:: Problem ::
Leave the pictures out, and retype all of the material exactly as written.
# Extracted entries start
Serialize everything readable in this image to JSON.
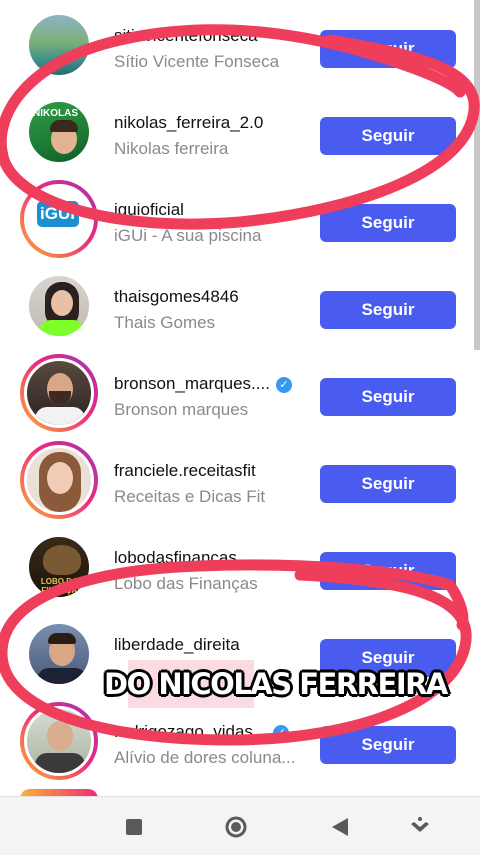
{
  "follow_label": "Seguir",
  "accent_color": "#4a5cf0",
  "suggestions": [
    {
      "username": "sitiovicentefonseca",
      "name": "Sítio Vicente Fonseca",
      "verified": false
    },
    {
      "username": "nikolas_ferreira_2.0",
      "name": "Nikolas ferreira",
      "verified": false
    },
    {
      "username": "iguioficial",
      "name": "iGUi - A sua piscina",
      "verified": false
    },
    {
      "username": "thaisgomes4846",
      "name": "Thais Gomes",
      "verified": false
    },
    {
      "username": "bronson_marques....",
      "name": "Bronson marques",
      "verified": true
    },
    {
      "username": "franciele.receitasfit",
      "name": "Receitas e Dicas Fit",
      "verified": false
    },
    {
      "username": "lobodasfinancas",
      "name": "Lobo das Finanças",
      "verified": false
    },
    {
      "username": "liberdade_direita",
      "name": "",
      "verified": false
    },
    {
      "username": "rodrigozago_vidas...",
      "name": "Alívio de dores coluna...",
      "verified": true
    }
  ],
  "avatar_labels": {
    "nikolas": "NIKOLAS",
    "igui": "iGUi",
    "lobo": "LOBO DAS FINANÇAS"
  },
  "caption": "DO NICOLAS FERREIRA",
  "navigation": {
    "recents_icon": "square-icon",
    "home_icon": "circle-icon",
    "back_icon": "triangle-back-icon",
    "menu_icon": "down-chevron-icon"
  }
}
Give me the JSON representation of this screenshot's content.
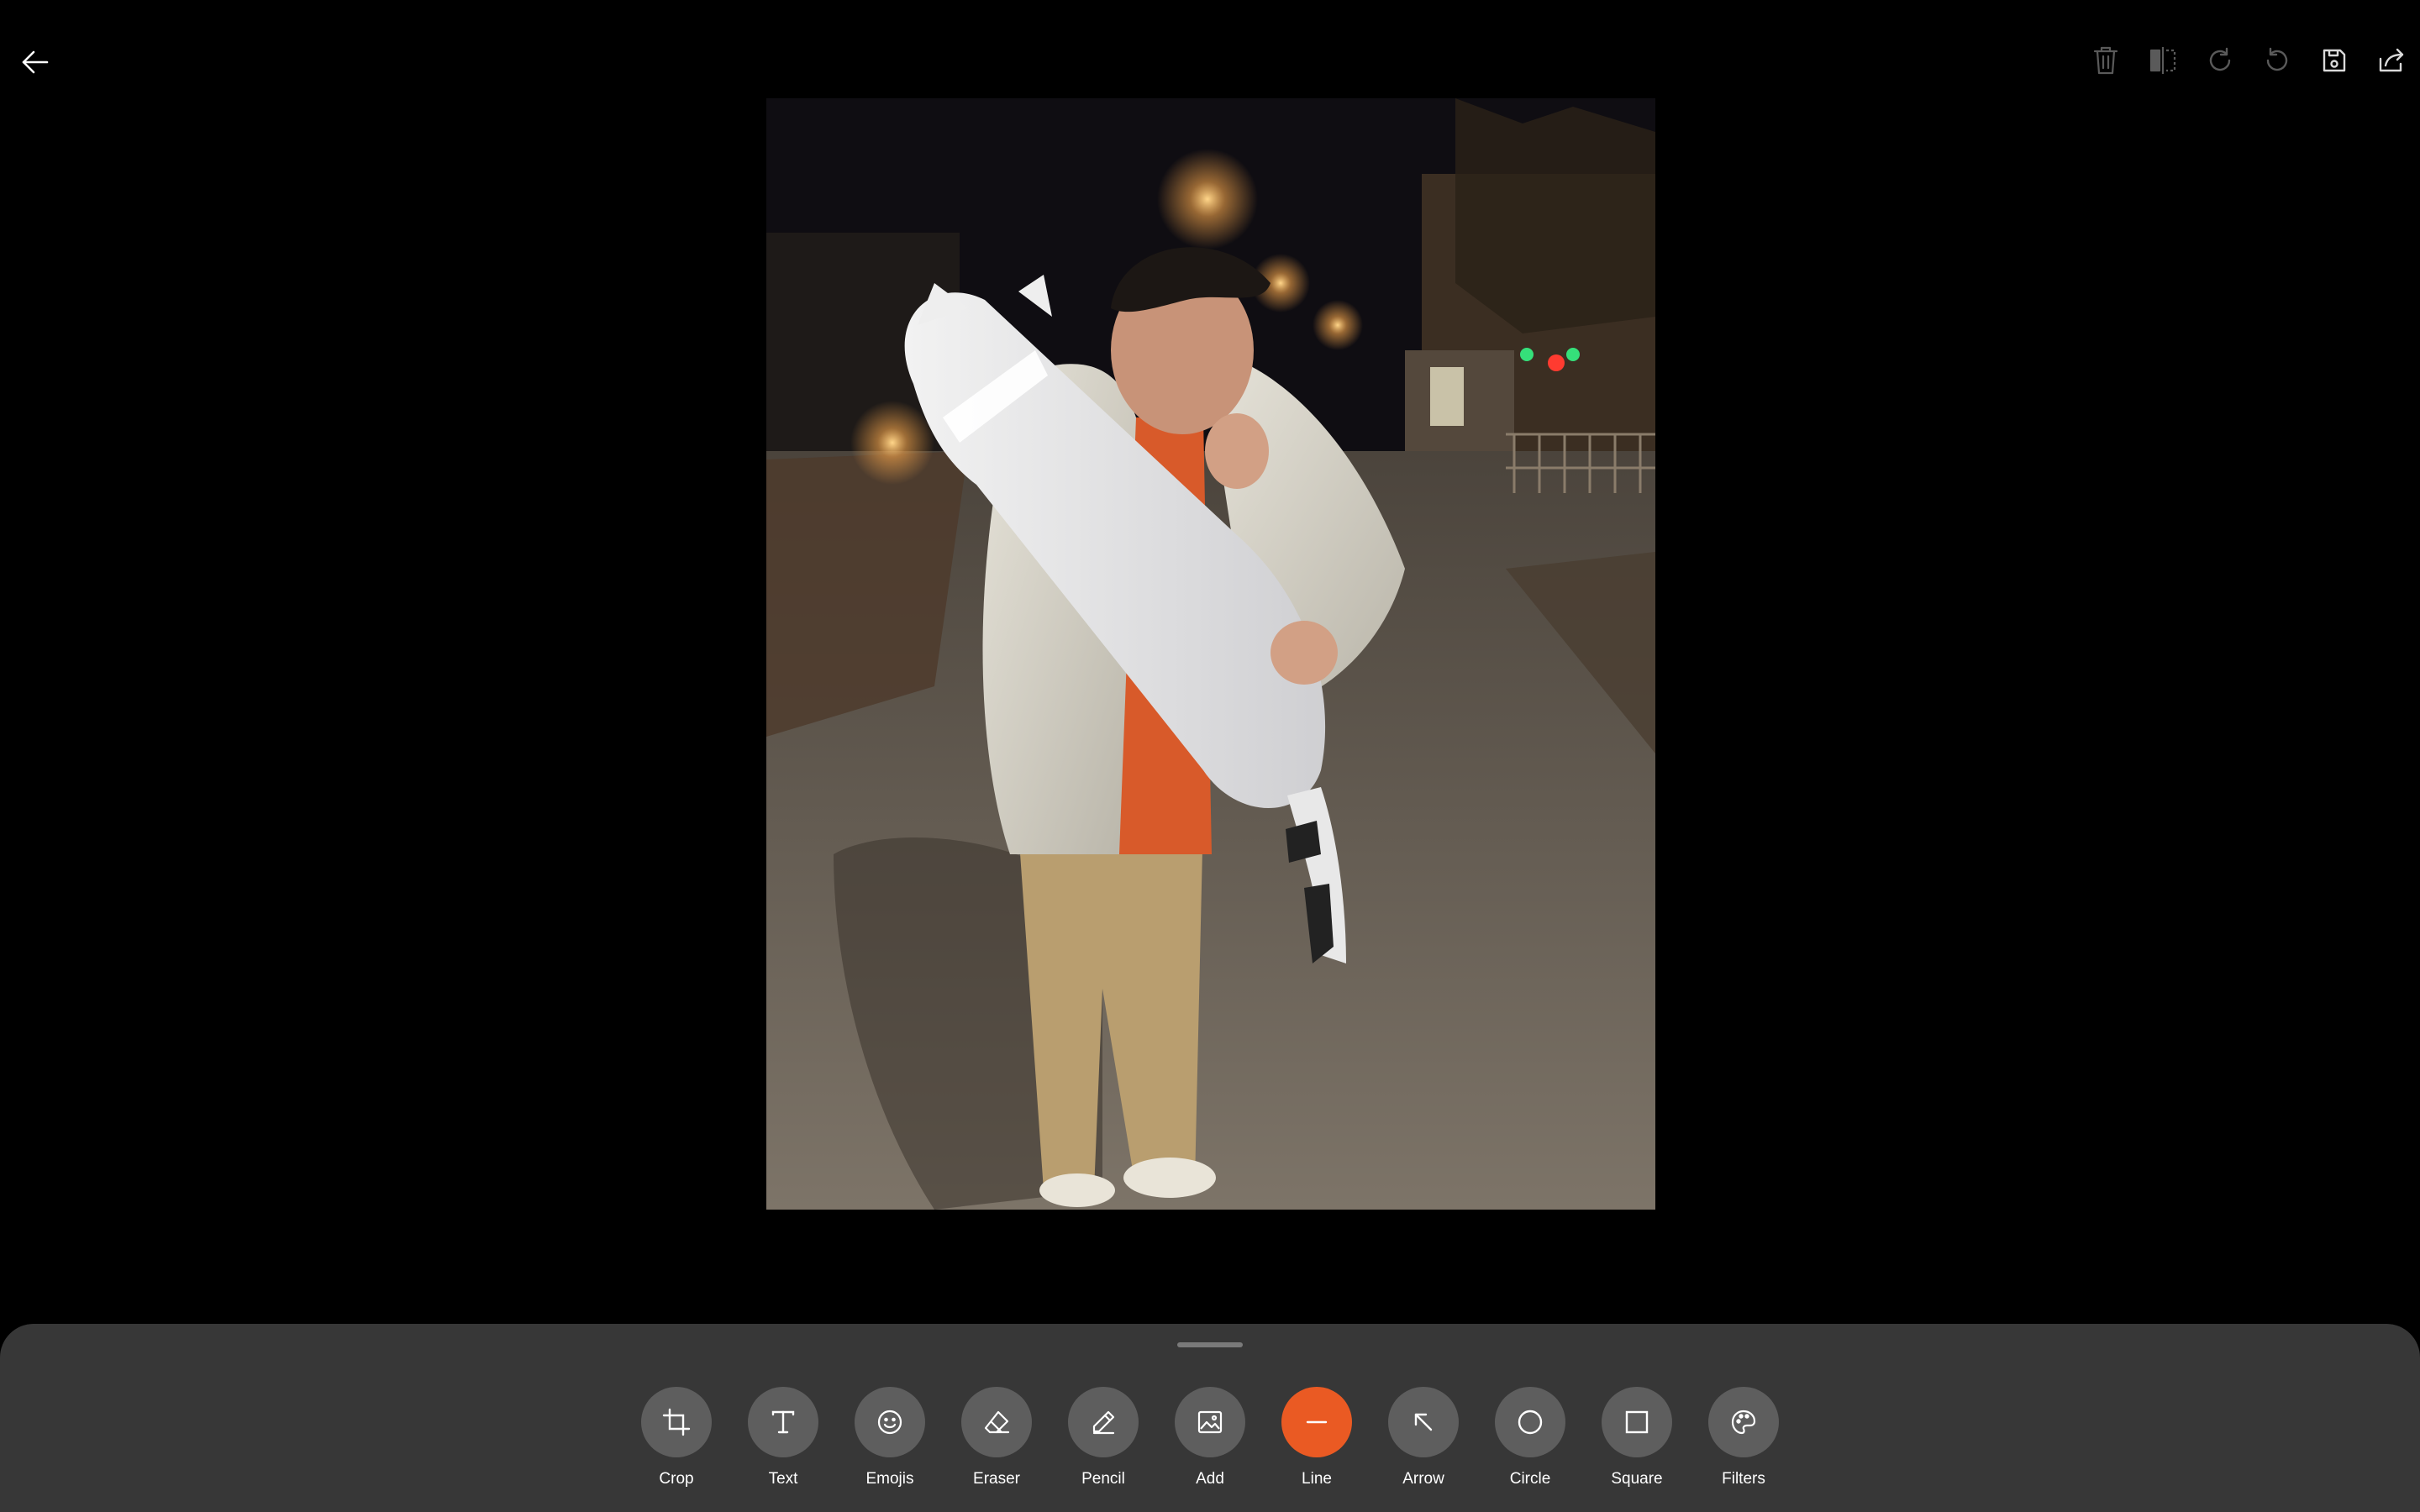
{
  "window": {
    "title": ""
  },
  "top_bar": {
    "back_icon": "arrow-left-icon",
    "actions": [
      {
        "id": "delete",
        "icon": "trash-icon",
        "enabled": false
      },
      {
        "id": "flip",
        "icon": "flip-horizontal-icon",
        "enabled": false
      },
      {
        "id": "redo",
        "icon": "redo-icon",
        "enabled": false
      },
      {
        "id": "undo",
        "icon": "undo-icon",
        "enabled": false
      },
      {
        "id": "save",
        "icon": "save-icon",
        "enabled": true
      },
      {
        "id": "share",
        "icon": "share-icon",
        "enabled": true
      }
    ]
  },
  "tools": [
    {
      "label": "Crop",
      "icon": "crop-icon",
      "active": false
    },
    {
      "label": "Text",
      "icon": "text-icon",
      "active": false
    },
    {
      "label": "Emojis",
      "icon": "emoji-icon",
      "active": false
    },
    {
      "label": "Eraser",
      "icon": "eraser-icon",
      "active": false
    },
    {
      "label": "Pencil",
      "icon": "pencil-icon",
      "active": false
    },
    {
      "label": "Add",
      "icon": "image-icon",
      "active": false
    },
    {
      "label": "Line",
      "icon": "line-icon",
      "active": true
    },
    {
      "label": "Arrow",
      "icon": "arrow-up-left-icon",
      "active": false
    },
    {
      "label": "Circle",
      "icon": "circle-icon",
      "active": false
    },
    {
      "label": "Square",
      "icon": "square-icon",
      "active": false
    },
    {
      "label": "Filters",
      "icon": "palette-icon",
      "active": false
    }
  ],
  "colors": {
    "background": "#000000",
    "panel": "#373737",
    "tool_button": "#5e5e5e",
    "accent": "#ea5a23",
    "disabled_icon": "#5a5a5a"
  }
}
# Extracted entries end
:: Solution to this task ::
Serialize everything readable in this image to JSON.
{
  "follow_label": "Seguir",
  "accent_color": "#4a5cf0",
  "suggestions": [
    {
      "username": "sitiovicentefonseca",
      "name": "Sítio Vicente Fonseca",
      "verified": false
    },
    {
      "username": "nikolas_ferreira_2.0",
      "name": "Nikolas ferreira",
      "verified": false
    },
    {
      "username": "iguioficial",
      "name": "iGUi - A sua piscina",
      "verified": false
    },
    {
      "username": "thaisgomes4846",
      "name": "Thais Gomes",
      "verified": false
    },
    {
      "username": "bronson_marques....",
      "name": "Bronson marques",
      "verified": true
    },
    {
      "username": "franciele.receitasfit",
      "name": "Receitas e Dicas Fit",
      "verified": false
    },
    {
      "username": "lobodasfinancas",
      "name": "Lobo das Finanças",
      "verified": false
    },
    {
      "username": "liberdade_direita",
      "name": "",
      "verified": false
    },
    {
      "username": "rodrigozago_vidas...",
      "name": "Alívio de dores coluna...",
      "verified": true
    }
  ],
  "avatar_labels": {
    "nikolas": "NIKOLAS",
    "igui": "iGUi",
    "lobo": "LOBO DAS FINANÇAS"
  },
  "caption": "DO NICOLAS FERREIRA",
  "navigation": {
    "recents_icon": "square-icon",
    "home_icon": "circle-icon",
    "back_icon": "triangle-back-icon",
    "menu_icon": "down-chevron-icon"
  }
}
Give me the JSON representation of this screenshot's content.
{
  "window": {
    "title": ""
  },
  "top_bar": {
    "back_icon": "arrow-left-icon",
    "actions": [
      {
        "id": "delete",
        "icon": "trash-icon",
        "enabled": false
      },
      {
        "id": "flip",
        "icon": "flip-horizontal-icon",
        "enabled": false
      },
      {
        "id": "redo",
        "icon": "redo-icon",
        "enabled": false
      },
      {
        "id": "undo",
        "icon": "undo-icon",
        "enabled": false
      },
      {
        "id": "save",
        "icon": "save-icon",
        "enabled": true
      },
      {
        "id": "share",
        "icon": "share-icon",
        "enabled": true
      }
    ]
  },
  "tools": [
    {
      "label": "Crop",
      "icon": "crop-icon",
      "active": false
    },
    {
      "label": "Text",
      "icon": "text-icon",
      "active": false
    },
    {
      "label": "Emojis",
      "icon": "emoji-icon",
      "active": false
    },
    {
      "label": "Eraser",
      "icon": "eraser-icon",
      "active": false
    },
    {
      "label": "Pencil",
      "icon": "pencil-icon",
      "active": false
    },
    {
      "label": "Add",
      "icon": "image-icon",
      "active": false
    },
    {
      "label": "Line",
      "icon": "line-icon",
      "active": true
    },
    {
      "label": "Arrow",
      "icon": "arrow-up-left-icon",
      "active": false
    },
    {
      "label": "Circle",
      "icon": "circle-icon",
      "active": false
    },
    {
      "label": "Square",
      "icon": "square-icon",
      "active": false
    },
    {
      "label": "Filters",
      "icon": "palette-icon",
      "active": false
    }
  ],
  "colors": {
    "background": "#000000",
    "panel": "#373737",
    "tool_button": "#5e5e5e",
    "accent": "#ea5a23",
    "disabled_icon": "#5a5a5a"
  }
}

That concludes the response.